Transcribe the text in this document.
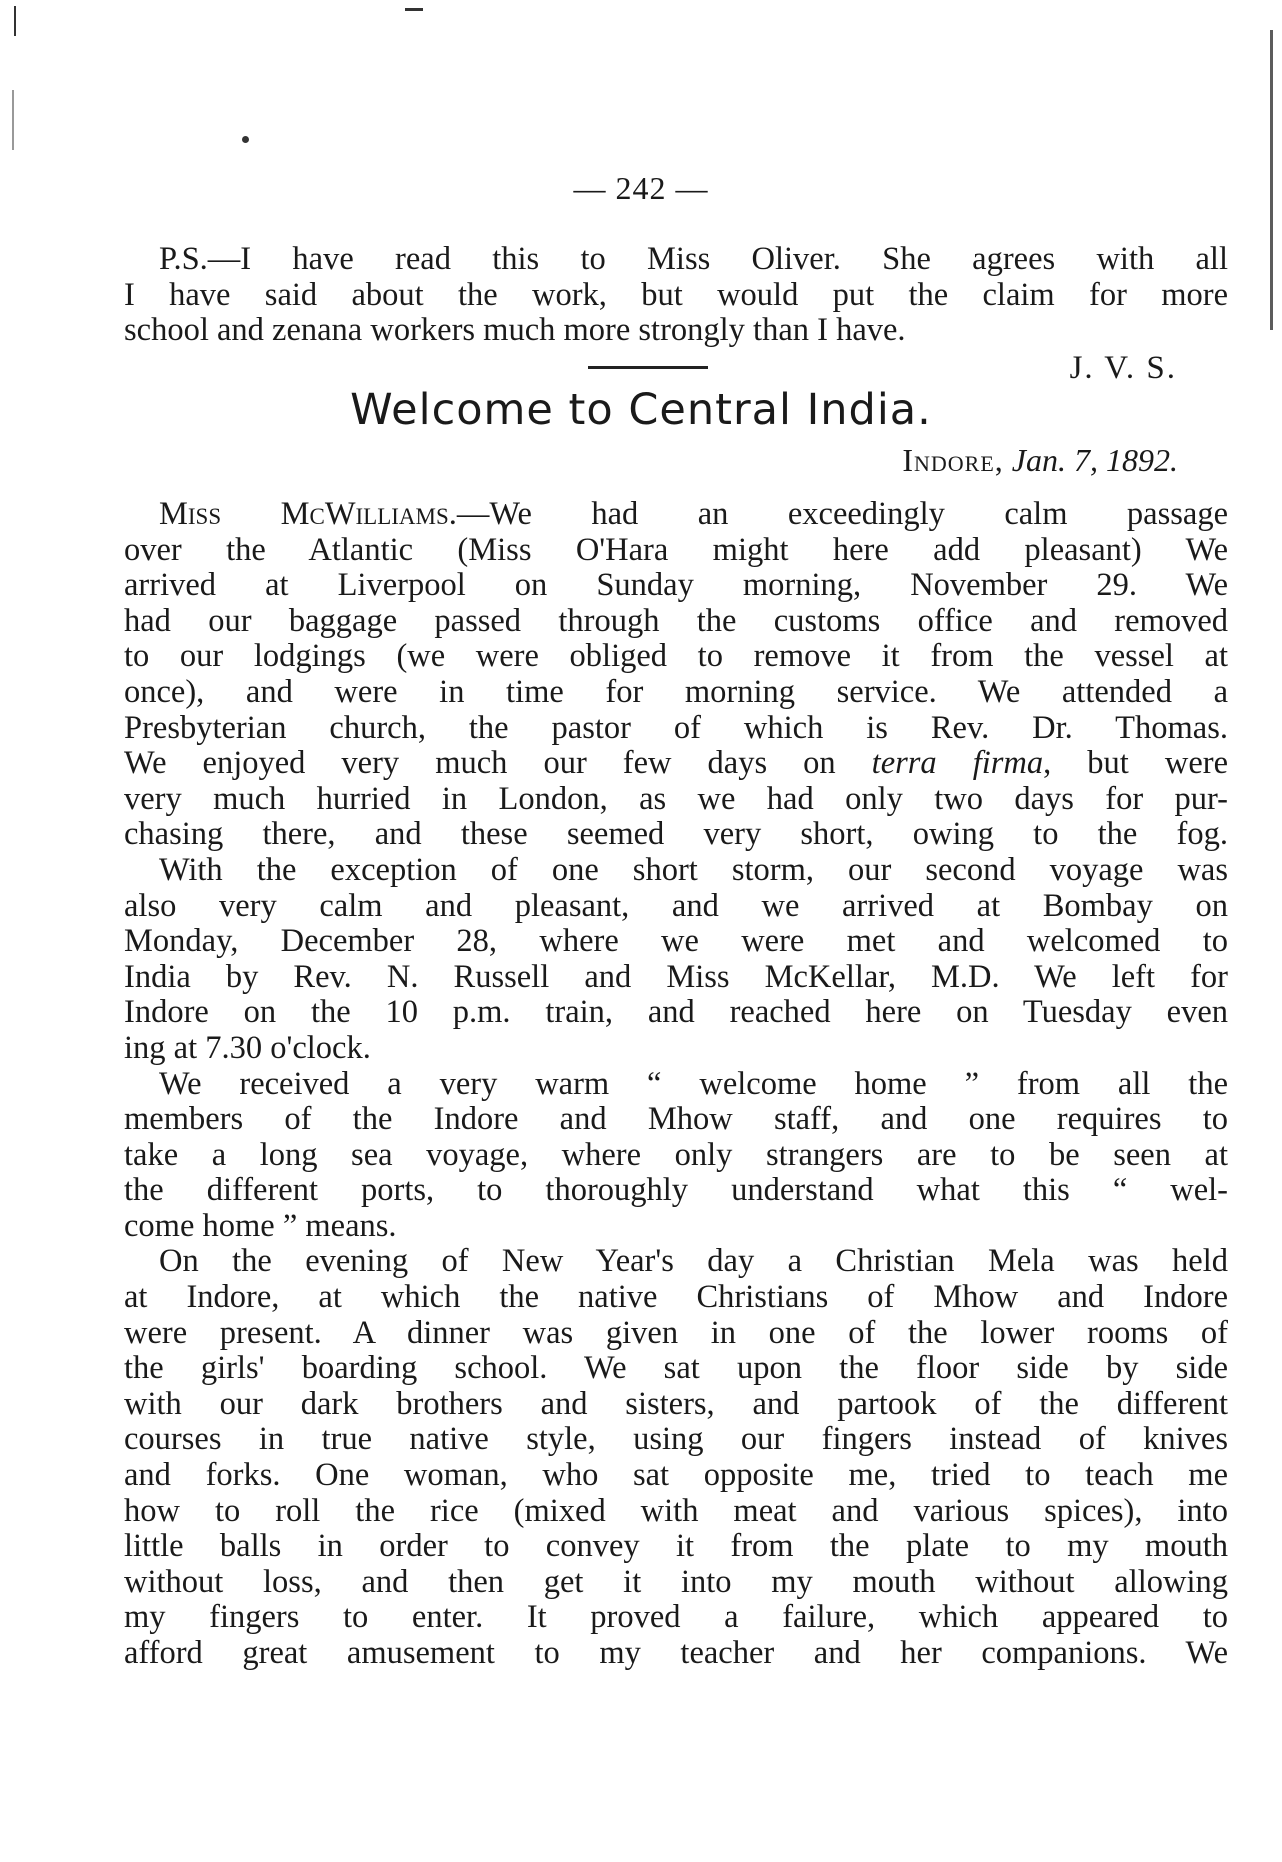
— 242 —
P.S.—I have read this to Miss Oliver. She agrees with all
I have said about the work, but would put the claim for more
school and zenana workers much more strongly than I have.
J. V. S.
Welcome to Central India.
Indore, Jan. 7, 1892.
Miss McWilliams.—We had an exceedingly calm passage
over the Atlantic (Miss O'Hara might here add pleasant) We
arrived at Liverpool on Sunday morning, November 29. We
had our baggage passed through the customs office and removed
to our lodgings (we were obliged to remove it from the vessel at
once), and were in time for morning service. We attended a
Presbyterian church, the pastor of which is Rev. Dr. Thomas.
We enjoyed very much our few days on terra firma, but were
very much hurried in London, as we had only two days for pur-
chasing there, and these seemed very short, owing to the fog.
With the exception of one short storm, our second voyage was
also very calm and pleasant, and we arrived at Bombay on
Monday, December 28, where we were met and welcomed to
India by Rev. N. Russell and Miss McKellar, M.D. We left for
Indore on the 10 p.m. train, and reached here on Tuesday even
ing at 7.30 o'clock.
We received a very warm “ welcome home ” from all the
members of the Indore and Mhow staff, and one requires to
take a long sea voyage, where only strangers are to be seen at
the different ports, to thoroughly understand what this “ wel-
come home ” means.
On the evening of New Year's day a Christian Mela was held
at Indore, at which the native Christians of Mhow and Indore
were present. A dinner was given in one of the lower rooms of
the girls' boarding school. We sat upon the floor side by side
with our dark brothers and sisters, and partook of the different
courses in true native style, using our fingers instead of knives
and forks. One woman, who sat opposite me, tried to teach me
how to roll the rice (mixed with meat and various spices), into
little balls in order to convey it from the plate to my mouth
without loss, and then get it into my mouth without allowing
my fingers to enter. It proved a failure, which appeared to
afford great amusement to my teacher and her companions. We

☆ ☆ ☆

• Objective
Give an exact copy of the material, leaving out every picture.

• Task answer
Transcribe the text in this document.
— 242 —
P.S.—I have read this to Miss Oliver. She agrees with all
I have said about the work, but would put the claim for more
school and zenana workers much more strongly than I have.
J. V. S.
Welcome to Central India.
Indore, Jan. 7, 1892.
Miss McWilliams.—We had an exceedingly calm passage
over the Atlantic (Miss O'Hara might here add pleasant) We
arrived at Liverpool on Sunday morning, November 29. We
had our baggage passed through the customs office and removed
to our lodgings (we were obliged to remove it from the vessel at
once), and were in time for morning service. We attended a
Presbyterian church, the pastor of which is Rev. Dr. Thomas.
We enjoyed very much our few days on terra firma, but were
very much hurried in London, as we had only two days for pur-
chasing there, and these seemed very short, owing to the fog.
With the exception of one short storm, our second voyage was
also very calm and pleasant, and we arrived at Bombay on
Monday, December 28, where we were met and welcomed to
India by Rev. N. Russell and Miss McKellar, M.D. We left for
Indore on the 10 p.m. train, and reached here on Tuesday even
ing at 7.30 o'clock.
We received a very warm “ welcome home ” from all the
members of the Indore and Mhow staff, and one requires to
take a long sea voyage, where only strangers are to be seen at
the different ports, to thoroughly understand what this “ wel-
come home ” means.
On the evening of New Year's day a Christian Mela was held
at Indore, at which the native Christians of Mhow and Indore
were present. A dinner was given in one of the lower rooms of
the girls' boarding school. We sat upon the floor side by side
with our dark brothers and sisters, and partook of the different
courses in true native style, using our fingers instead of knives
and forks. One woman, who sat opposite me, tried to teach me
how to roll the rice (mixed with meat and various spices), into
little balls in order to convey it from the plate to my mouth
without loss, and then get it into my mouth without allowing
my fingers to enter. It proved a failure, which appeared to
afford great amusement to my teacher and her companions. We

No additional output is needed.